The problem:
The records below are to be quoted in full; please keep every word exact.

Supplied records:

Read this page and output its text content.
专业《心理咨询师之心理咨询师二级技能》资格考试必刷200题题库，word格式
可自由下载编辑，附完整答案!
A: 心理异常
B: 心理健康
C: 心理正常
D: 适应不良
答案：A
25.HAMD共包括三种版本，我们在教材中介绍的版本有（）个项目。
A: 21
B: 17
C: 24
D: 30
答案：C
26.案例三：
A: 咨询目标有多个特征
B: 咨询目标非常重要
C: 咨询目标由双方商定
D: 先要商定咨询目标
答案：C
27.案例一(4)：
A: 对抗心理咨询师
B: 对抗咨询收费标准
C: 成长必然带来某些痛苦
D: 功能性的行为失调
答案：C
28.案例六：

Result:
Read this page and output its text content.
专业《心理咨询师之心理咨询师二级技能》资格考试必刷200题题库，word格式
可自由下载编辑，附完整答案!
A: 心理异常
B: 心理健康
C: 心理正常
D: 适应不良
答案：A
25.HAMD共包括三种版本，我们在教材中介绍的版本有（）个项目。
A: 21
B: 17
C: 24
D: 30
答案：C
26.案例三：
A: 咨询目标有多个特征
B: 咨询目标非常重要
C: 咨询目标由双方商定
D: 先要商定咨询目标
答案：C
27.案例一(4)：
A: 对抗心理咨询师
B: 对抗咨询收费标准
C: 成长必然带来某些痛苦
D: 功能性的行为失调
答案：C
28.案例六：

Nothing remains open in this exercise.